Copy the listing verbatim, excluding any images found in it.
::::::::::
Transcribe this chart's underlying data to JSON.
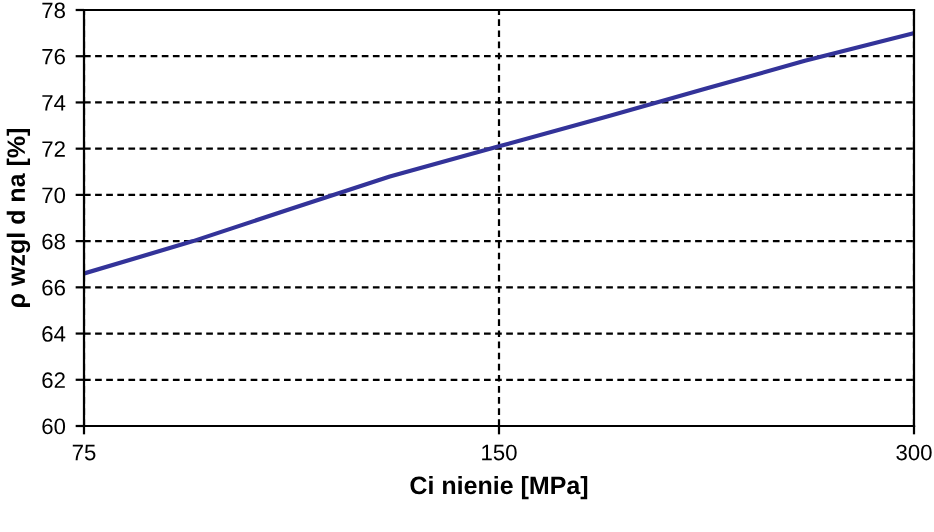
{
  "chart_data": {
    "type": "line",
    "xlabel": "Ci nienie [MPa]",
    "ylabel": "ρ wzgl d na [%]",
    "series": [
      {
        "color": "#333399",
        "x": [
          75,
          90,
          106,
          125,
          150,
          180,
          212,
          250,
          300
        ],
        "values": [
          66.6,
          68.0,
          69.4,
          70.8,
          72.1,
          73.4,
          74.6,
          75.8,
          77.0
        ]
      }
    ],
    "log": "x",
    "xlim": [
      75,
      300
    ],
    "xticks": [
      75,
      150,
      300
    ],
    "ylim": [
      60,
      78
    ],
    "yticks": [
      60,
      62,
      64,
      66,
      68,
      70,
      72,
      74,
      76,
      78
    ],
    "grid": true,
    "marker": "none",
    "line_style": "solid"
  }
}
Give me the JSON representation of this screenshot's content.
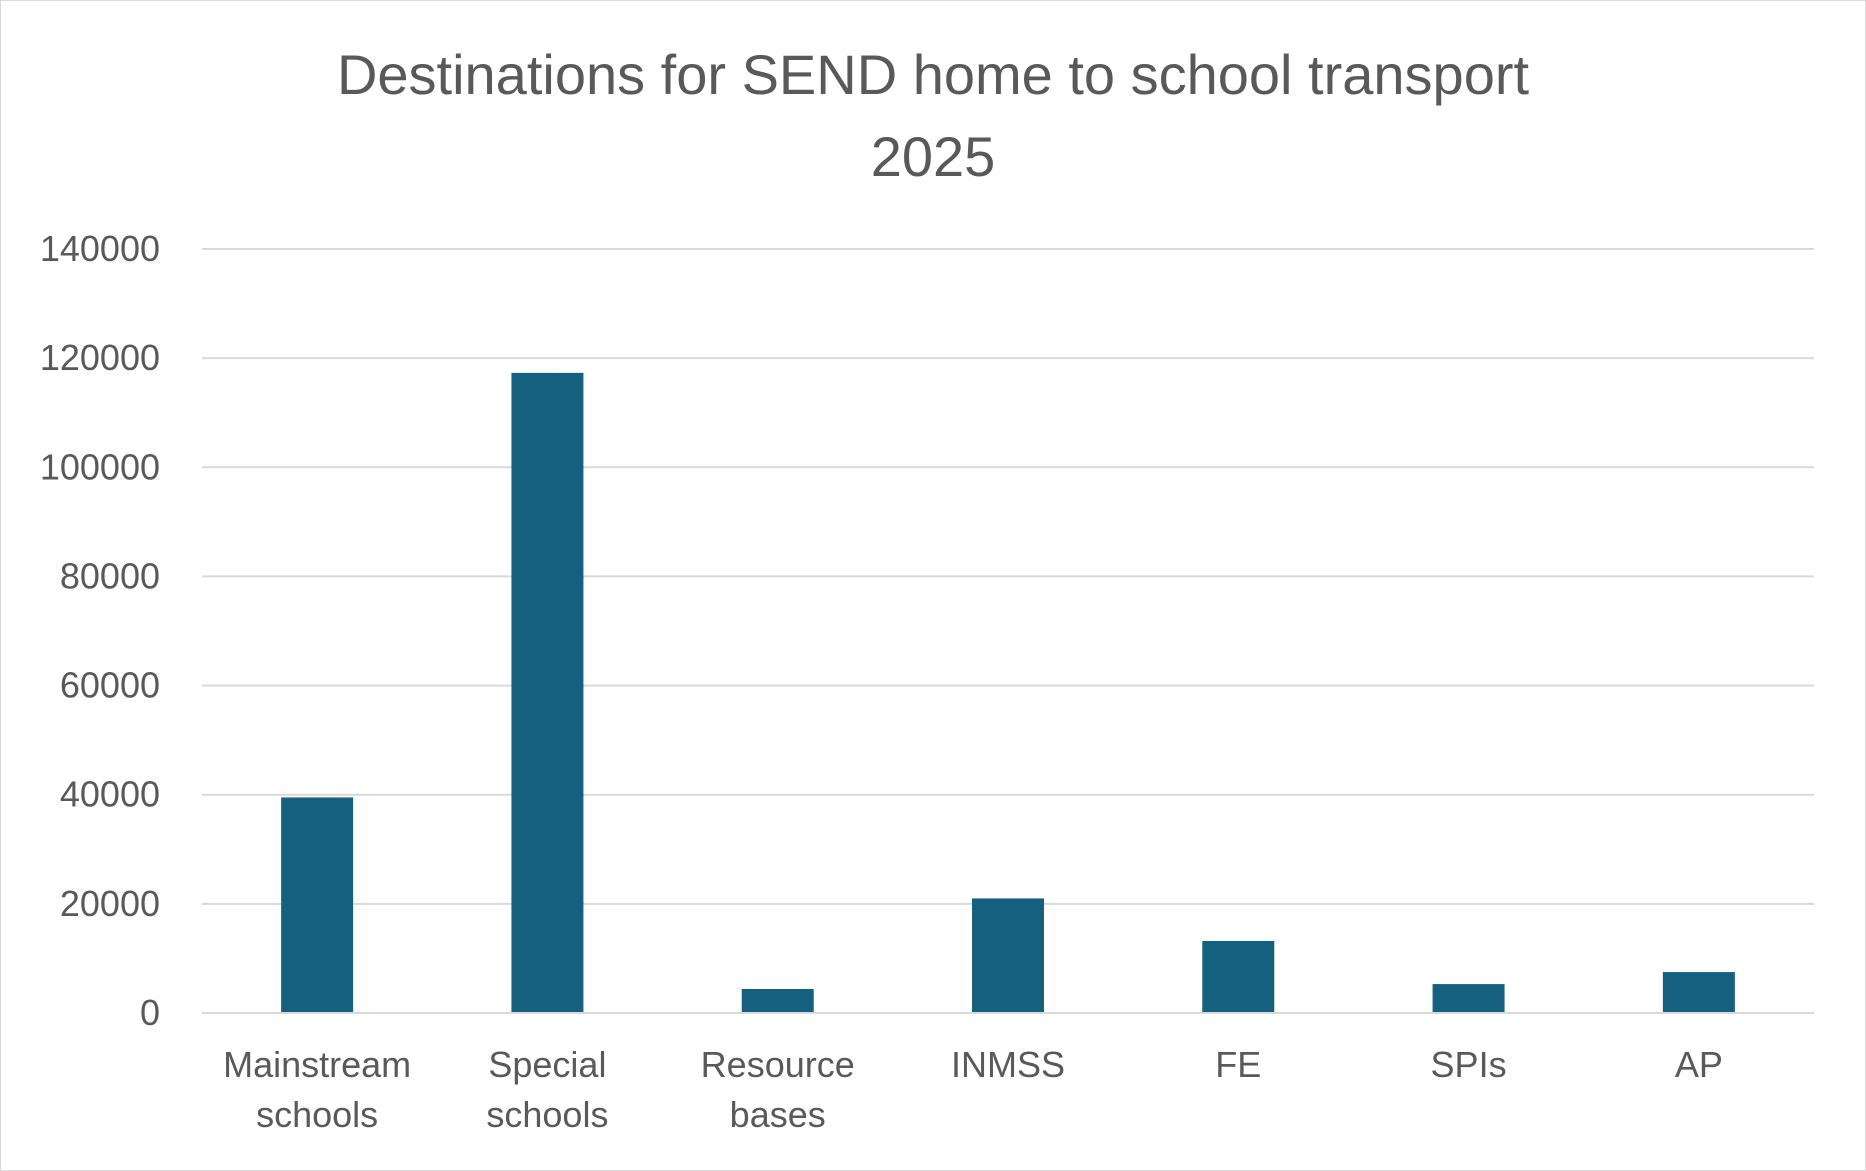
{
  "chart_data": {
    "type": "bar",
    "title_lines": [
      "Destinations for SEND home to school transport",
      "2025"
    ],
    "xlabel": "",
    "ylabel": "",
    "categories": [
      [
        "Mainstream",
        "schools"
      ],
      [
        "Special",
        "schools"
      ],
      [
        "Resource",
        "bases"
      ],
      [
        "INMSS"
      ],
      [
        "FE"
      ],
      [
        "SPIs"
      ],
      [
        "AP"
      ]
    ],
    "values": [
      39500,
      117300,
      4400,
      21000,
      13200,
      5300,
      7500
    ],
    "ylim": [
      0,
      140000
    ],
    "yticks": [
      "0",
      "20000",
      "40000",
      "60000",
      "80000",
      "100000",
      "120000",
      "140000"
    ],
    "grid": true,
    "legend": "none",
    "colors": {
      "bar": "#16607f",
      "grid": "#d9d9d9",
      "axis": "#d9d9d9",
      "text": "#595959"
    }
  }
}
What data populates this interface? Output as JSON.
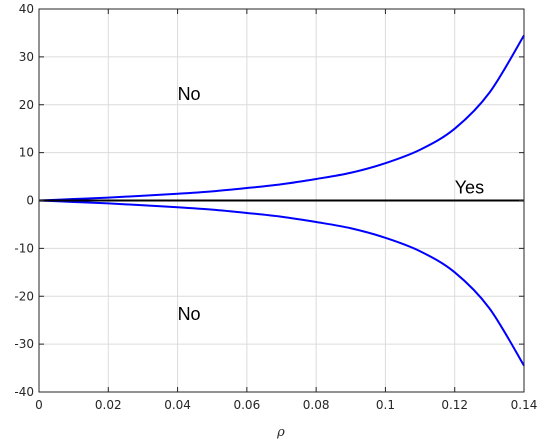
{
  "chart_data": {
    "type": "line",
    "title": "",
    "xlabel": "ρ",
    "ylabel": "",
    "xlim": [
      0,
      0.14
    ],
    "ylim": [
      -40,
      40
    ],
    "grid": true,
    "x_ticks": [
      0,
      0.02,
      0.04,
      0.06,
      0.08,
      0.1,
      0.12,
      0.14
    ],
    "x_tick_labels": [
      "0",
      "0.02",
      "0.04",
      "0.06",
      "0.08",
      "0.1",
      "0.12",
      "0.14"
    ],
    "y_ticks": [
      -40,
      -30,
      -20,
      -10,
      0,
      10,
      20,
      30,
      40
    ],
    "y_tick_labels": [
      "-40",
      "-30",
      "-20",
      "-10",
      "0",
      "10",
      "20",
      "30",
      "40"
    ],
    "x": [
      0,
      0.01,
      0.02,
      0.03,
      0.04,
      0.05,
      0.06,
      0.07,
      0.08,
      0.09,
      0.1,
      0.11,
      0.12,
      0.13,
      0.14
    ],
    "series": [
      {
        "color": "#0000ff",
        "values": [
          0,
          0.3,
          0.6,
          1.0,
          1.4,
          1.9,
          2.6,
          3.4,
          4.5,
          5.8,
          7.8,
          10.6,
          15.0,
          22.5,
          34.5
        ]
      },
      {
        "color": "#0000ff",
        "values": [
          0,
          -0.3,
          -0.6,
          -1.0,
          -1.4,
          -1.9,
          -2.6,
          -3.4,
          -4.5,
          -5.8,
          -7.8,
          -10.6,
          -15.0,
          -22.5,
          -34.5
        ]
      },
      {
        "color": "#000000",
        "values": [
          0,
          0,
          0,
          0,
          0,
          0,
          0,
          0,
          0,
          0,
          0,
          0,
          0,
          0,
          0
        ]
      }
    ],
    "annotations": [
      {
        "text": "No",
        "x": 0.04,
        "y": 21
      },
      {
        "text": "Yes",
        "x": 0.12,
        "y": 1.5
      },
      {
        "text": "No",
        "x": 0.04,
        "y": -25
      }
    ]
  }
}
::::::::::
ANSWER FOR THIS EXERCISE:
Transcribe this chart's underlying data to JSON.
{
  "chart_data": {
    "type": "line",
    "xlabel": "Ci nienie [MPa]",
    "ylabel": "ρ wzgl d na [%]",
    "series": [
      {
        "color": "#333399",
        "x": [
          75,
          90,
          106,
          125,
          150,
          180,
          212,
          250,
          300
        ],
        "values": [
          66.6,
          68.0,
          69.4,
          70.8,
          72.1,
          73.4,
          74.6,
          75.8,
          77.0
        ]
      }
    ],
    "log": "x",
    "xlim": [
      75,
      300
    ],
    "xticks": [
      75,
      150,
      300
    ],
    "ylim": [
      60,
      78
    ],
    "yticks": [
      60,
      62,
      64,
      66,
      68,
      70,
      72,
      74,
      76,
      78
    ],
    "grid": true,
    "marker": "none",
    "line_style": "solid"
  }
}
Give me the JSON representation of this screenshot's content.
{
  "chart_data": {
    "type": "bar",
    "title_lines": [
      "Destinations for SEND home to school transport",
      "2025"
    ],
    "xlabel": "",
    "ylabel": "",
    "categories": [
      [
        "Mainstream",
        "schools"
      ],
      [
        "Special",
        "schools"
      ],
      [
        "Resource",
        "bases"
      ],
      [
        "INMSS"
      ],
      [
        "FE"
      ],
      [
        "SPIs"
      ],
      [
        "AP"
      ]
    ],
    "values": [
      39500,
      117300,
      4400,
      21000,
      13200,
      5300,
      7500
    ],
    "ylim": [
      0,
      140000
    ],
    "yticks": [
      "0",
      "20000",
      "40000",
      "60000",
      "80000",
      "100000",
      "120000",
      "140000"
    ],
    "grid": true,
    "legend": "none",
    "colors": {
      "bar": "#16607f",
      "grid": "#d9d9d9",
      "axis": "#d9d9d9",
      "text": "#595959"
    }
  }
}
What data populates this interface? Output as JSON.
{
  "chart_data": {
    "type": "line",
    "title": "",
    "xlabel": "ρ",
    "ylabel": "",
    "xlim": [
      0,
      0.14
    ],
    "ylim": [
      -40,
      40
    ],
    "grid": true,
    "x_ticks": [
      0,
      0.02,
      0.04,
      0.06,
      0.08,
      0.1,
      0.12,
      0.14
    ],
    "x_tick_labels": [
      "0",
      "0.02",
      "0.04",
      "0.06",
      "0.08",
      "0.1",
      "0.12",
      "0.14"
    ],
    "y_ticks": [
      -40,
      -30,
      -20,
      -10,
      0,
      10,
      20,
      30,
      40
    ],
    "y_tick_labels": [
      "-40",
      "-30",
      "-20",
      "-10",
      "0",
      "10",
      "20",
      "30",
      "40"
    ],
    "x": [
      0,
      0.01,
      0.02,
      0.03,
      0.04,
      0.05,
      0.06,
      0.07,
      0.08,
      0.09,
      0.1,
      0.11,
      0.12,
      0.13,
      0.14
    ],
    "series": [
      {
        "color": "#0000ff",
        "values": [
          0,
          0.3,
          0.6,
          1.0,
          1.4,
          1.9,
          2.6,
          3.4,
          4.5,
          5.8,
          7.8,
          10.6,
          15.0,
          22.5,
          34.5
        ]
      },
      {
        "color": "#0000ff",
        "values": [
          0,
          -0.3,
          -0.6,
          -1.0,
          -1.4,
          -1.9,
          -2.6,
          -3.4,
          -4.5,
          -5.8,
          -7.8,
          -10.6,
          -15.0,
          -22.5,
          -34.5
        ]
      },
      {
        "color": "#000000",
        "values": [
          0,
          0,
          0,
          0,
          0,
          0,
          0,
          0,
          0,
          0,
          0,
          0,
          0,
          0,
          0
        ]
      }
    ],
    "annotations": [
      {
        "text": "No",
        "x": 0.04,
        "y": 21
      },
      {
        "text": "Yes",
        "x": 0.12,
        "y": 1.5
      },
      {
        "text": "No",
        "x": 0.04,
        "y": -25
      }
    ]
  }
}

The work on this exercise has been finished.